DOCUMENT -
-- begin --

What do you do with your piglets?do you sell them or fatten them up yourself and then sell them? i don't know if you know of this website http://www.mooyaso.net/ ...it is a Thai farmers pig website ,the web master is the guy that my wife is friends with and he is also guy that we bought our sows from that we have now (12 week old when they came to our farm).We were pretty lucky to get them because he has a waiting list and up to now it seems everyone wants to buy our piglets because they are associated with his name.I went down to his farm last year because my wife had told me so much about him and how great he and his farm was,but i was really disappointed when i got there because basically it was an old Thai style pen but i can't knock the guy because he does breed some good pigs.......I dont know how far along you are with Thai reading and writing (in my case,i ask and the wife translates for me) but i do think this site is worth a look and also good for keeping up to date from inside the Thai pig farming scene,

Another thing we are busy with at the moment,(or should i say my wonderful little wife is busy with) is a 'Standard Farm' training course,which i think is basically the same as an ISO certificate.Which will mean that we will be approved as a good quality pig farm and hopefully will make it better/easier to export.

-- end --

STORED RECORDS -
-- begin --

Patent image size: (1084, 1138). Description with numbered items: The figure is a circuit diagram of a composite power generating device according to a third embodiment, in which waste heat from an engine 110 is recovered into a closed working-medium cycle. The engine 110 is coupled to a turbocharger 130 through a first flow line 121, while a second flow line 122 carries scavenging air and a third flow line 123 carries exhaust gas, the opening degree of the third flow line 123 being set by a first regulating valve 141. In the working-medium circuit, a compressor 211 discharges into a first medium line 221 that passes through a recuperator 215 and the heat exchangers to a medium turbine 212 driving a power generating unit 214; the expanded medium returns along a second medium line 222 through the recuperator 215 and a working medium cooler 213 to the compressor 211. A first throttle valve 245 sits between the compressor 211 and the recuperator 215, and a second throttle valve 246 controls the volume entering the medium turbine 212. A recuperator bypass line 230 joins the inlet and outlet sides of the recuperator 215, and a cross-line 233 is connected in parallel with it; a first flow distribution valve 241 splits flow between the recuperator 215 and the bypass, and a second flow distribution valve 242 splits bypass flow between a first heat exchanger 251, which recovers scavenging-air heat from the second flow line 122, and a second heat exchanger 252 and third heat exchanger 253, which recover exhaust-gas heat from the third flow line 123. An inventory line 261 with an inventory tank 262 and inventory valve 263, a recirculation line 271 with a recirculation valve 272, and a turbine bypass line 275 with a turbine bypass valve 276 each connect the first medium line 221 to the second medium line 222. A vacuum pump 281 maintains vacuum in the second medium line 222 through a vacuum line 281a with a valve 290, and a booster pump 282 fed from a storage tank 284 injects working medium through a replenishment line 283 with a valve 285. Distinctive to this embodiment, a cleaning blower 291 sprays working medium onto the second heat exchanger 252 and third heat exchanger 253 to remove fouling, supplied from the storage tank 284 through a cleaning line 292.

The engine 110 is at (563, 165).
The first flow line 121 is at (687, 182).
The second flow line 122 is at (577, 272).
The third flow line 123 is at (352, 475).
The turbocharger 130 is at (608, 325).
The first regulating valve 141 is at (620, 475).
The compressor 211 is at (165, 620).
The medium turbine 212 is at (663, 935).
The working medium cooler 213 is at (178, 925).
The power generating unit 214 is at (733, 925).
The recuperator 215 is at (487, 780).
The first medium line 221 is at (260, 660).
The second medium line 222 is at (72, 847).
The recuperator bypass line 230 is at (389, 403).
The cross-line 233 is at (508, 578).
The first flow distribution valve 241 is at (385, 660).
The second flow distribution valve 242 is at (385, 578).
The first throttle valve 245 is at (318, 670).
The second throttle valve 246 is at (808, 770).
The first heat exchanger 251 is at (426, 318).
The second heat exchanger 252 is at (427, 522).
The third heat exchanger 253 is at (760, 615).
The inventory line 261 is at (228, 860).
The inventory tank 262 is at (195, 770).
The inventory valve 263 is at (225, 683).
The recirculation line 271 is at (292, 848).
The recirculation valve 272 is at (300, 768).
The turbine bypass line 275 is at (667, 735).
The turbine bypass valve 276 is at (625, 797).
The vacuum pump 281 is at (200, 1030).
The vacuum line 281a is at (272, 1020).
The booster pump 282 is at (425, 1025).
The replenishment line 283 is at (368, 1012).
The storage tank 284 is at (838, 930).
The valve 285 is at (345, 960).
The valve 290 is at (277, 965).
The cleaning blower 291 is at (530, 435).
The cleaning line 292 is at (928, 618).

-- end --

TO-DO LIST -
- A) From the pig-farming post, extract the stretch from "Another thing we" through "better/easier to export.".
- B) According to the pig-farming post, how old were the sows when they came to the farm?
The entries are separate material with no connection to the pig-farming post.

RESULTS BY TASK -
- A)
Another thing we are busy with at the moment,(or should i say my wonderful little wife is busy with) is a 'Standard Farm' training course,which i think is basically the same as an ISO certificate.Which will mean that we will be approved as a good quality pig farm and hopefully will make it better/easier to export.

- B) They were 12 weeks old.